— begin —

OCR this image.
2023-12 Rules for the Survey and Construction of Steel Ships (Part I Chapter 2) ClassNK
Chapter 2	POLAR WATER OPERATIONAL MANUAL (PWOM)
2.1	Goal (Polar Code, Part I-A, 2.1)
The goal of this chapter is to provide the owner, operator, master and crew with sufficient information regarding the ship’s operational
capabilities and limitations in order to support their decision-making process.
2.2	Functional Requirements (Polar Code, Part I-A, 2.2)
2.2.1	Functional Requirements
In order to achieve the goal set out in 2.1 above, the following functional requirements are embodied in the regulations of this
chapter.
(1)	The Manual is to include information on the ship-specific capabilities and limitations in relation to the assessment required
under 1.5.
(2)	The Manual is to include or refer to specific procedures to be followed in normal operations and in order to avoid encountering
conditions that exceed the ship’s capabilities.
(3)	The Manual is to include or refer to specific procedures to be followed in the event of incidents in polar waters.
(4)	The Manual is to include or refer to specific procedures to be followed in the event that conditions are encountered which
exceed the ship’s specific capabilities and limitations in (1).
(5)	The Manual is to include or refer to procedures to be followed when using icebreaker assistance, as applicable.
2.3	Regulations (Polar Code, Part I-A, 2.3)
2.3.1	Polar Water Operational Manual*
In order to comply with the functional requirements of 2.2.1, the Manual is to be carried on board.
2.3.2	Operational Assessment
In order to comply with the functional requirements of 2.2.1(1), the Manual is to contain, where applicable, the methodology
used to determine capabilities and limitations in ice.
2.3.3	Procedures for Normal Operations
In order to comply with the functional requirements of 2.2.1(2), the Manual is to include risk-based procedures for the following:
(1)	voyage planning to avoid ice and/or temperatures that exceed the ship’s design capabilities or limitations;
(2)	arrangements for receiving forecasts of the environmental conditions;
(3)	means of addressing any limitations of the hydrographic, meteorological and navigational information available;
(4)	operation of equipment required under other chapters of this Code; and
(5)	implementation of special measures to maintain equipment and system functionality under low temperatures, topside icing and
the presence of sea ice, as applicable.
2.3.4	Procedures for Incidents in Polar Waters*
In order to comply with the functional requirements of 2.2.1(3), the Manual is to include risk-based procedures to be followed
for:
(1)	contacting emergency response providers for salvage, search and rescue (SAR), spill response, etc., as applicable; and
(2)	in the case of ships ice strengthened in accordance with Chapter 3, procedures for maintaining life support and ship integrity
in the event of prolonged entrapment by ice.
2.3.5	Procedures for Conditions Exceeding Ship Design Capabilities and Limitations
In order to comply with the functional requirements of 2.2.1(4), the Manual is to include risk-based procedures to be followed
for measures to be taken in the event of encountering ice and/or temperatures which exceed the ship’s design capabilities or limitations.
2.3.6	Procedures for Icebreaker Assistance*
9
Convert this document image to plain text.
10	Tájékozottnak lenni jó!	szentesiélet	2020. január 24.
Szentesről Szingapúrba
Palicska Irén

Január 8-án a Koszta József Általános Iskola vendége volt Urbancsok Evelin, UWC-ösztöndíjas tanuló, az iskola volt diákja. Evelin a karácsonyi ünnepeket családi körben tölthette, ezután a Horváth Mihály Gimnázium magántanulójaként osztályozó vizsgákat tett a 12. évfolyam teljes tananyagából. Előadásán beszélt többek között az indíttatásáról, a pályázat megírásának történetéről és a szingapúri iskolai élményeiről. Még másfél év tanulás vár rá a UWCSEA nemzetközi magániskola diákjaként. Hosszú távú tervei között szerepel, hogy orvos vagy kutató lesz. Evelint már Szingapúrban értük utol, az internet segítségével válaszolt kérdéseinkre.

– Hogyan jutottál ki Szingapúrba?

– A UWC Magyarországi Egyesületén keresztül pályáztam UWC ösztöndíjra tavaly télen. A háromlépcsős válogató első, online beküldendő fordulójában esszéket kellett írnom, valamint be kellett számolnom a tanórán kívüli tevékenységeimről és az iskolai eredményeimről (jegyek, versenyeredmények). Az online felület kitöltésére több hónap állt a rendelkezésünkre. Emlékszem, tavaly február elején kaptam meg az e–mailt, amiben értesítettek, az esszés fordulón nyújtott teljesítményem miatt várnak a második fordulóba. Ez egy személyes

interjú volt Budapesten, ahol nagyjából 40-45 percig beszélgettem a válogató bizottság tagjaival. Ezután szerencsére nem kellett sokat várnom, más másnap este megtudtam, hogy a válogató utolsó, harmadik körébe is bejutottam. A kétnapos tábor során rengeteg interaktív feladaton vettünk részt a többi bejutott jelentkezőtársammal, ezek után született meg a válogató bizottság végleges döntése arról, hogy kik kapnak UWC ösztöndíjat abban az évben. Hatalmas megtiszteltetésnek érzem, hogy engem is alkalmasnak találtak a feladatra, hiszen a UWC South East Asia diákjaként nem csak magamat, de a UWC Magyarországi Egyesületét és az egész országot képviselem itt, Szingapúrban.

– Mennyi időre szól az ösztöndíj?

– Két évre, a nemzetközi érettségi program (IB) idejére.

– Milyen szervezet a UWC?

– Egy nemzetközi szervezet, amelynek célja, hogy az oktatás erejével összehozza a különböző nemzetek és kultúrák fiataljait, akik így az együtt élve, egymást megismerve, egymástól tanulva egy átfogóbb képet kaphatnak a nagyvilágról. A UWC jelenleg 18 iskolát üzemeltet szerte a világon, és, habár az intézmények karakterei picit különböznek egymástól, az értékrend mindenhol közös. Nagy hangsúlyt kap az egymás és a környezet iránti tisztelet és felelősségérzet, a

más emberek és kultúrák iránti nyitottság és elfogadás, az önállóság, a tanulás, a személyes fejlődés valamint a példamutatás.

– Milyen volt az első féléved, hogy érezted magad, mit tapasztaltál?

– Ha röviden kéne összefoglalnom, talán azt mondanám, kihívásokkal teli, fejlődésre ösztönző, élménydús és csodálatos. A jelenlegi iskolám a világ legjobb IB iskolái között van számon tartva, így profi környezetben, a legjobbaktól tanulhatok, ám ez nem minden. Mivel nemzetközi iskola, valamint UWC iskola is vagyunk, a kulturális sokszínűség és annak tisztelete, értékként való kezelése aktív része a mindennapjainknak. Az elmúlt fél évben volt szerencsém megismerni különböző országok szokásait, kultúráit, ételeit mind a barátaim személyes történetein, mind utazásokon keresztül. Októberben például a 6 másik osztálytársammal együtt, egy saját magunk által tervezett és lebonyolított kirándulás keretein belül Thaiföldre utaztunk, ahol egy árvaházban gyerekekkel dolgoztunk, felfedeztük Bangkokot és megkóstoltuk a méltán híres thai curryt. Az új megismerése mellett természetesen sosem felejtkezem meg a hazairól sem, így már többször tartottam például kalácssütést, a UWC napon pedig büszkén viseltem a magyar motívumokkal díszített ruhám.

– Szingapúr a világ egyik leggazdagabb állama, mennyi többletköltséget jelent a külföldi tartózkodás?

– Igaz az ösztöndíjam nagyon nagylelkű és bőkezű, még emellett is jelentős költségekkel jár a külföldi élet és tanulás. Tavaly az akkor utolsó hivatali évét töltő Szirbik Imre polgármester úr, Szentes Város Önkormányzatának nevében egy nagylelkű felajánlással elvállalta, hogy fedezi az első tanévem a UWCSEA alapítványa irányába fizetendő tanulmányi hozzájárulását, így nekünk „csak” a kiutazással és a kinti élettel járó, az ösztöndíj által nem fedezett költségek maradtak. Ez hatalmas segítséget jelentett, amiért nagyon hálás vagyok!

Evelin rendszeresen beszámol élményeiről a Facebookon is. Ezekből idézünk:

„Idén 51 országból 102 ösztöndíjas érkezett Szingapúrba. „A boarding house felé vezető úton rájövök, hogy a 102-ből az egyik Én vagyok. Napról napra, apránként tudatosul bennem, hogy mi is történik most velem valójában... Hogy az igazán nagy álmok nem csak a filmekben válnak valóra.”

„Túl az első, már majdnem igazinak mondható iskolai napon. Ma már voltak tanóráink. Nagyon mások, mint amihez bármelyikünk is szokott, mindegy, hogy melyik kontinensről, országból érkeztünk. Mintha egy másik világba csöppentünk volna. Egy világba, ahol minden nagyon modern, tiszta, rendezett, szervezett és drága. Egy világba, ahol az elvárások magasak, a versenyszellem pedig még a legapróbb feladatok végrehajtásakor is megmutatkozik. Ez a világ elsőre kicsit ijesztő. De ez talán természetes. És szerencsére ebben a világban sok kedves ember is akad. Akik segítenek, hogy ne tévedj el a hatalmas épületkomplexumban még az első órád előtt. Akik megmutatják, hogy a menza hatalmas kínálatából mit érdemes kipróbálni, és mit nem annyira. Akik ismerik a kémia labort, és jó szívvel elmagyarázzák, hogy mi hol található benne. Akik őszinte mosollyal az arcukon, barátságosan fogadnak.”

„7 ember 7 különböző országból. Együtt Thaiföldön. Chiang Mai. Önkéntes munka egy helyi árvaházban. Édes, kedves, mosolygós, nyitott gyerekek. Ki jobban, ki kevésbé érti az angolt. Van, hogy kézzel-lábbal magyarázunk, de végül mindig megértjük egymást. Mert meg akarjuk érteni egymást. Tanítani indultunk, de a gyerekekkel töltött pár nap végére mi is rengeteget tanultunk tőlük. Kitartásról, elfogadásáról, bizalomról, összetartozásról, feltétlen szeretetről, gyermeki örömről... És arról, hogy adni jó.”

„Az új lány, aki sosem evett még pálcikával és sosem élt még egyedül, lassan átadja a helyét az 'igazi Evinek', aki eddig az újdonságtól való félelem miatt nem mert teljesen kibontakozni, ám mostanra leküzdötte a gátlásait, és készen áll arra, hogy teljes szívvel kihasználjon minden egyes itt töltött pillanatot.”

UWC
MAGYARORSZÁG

— end —

## WHAT TO DO
Of the lines above, copy each that contains "gyerekekkel".

## SOLUTION TO THE EXERCISE
– Ha röviden kéne összefoglalnom, talán azt mondanám, kihívásokkal teli, fejlődésre ösztönző, élménydús és csodálatos. A jelenlegi iskolám a világ legjobb IB iskolái között van számon tartva, így profi környezetben, a legjobbaktól tanulhatok, ám ez nem minden. Mivel nemzetközi iskola, valamint UWC iskola is vagyunk, a kulturális sokszínűség és annak tisztelete, értékként való kezelése aktív része a mindennapjainknak. Az elmúlt fél évben volt szerencsém megismerni különböző országok szokásait, kultúráit, ételeit mind a barátaim személyes történetein, mind utazásokon keresztül. Októberben például a 6 másik osztálytársammal együtt, egy saját magunk által tervezett és lebonyolított kirándulás keretein belül Thaiföldre utaztunk, ahol egy árvaházban gyerekekkel dolgoztunk, felfedeztük Bangkokot és megkóstoltuk a méltán híres thai curryt. Az új megismerése mellett természetesen sosem felejtkezem meg a hazairól sem, így már többször tartottam például kalácssütést, a UWC napon pedig büszkén viseltem a magyar motívumokkal díszített ruhám.
„7 ember 7 különböző országból. Együtt Thaiföldön. Chiang Mai. Önkéntes munka egy helyi árvaházban. Édes, kedves, mosolygós, nyitott gyerekek. Ki jobban, ki kevésbé érti az angolt. Van, hogy kézzel-lábbal magyarázunk, de végül mindig megértjük egymást. Mert meg akarjuk érteni egymást. Tanítani indultunk, de a gyerekekkel töltött pár nap végére mi is rengeteget tanultunk tőlük. Kitartásról, elfogadásáról, bizalomról, összetartozásról, feltétlen szeretetről, gyermeki örömről... És arról, hogy adni jó.”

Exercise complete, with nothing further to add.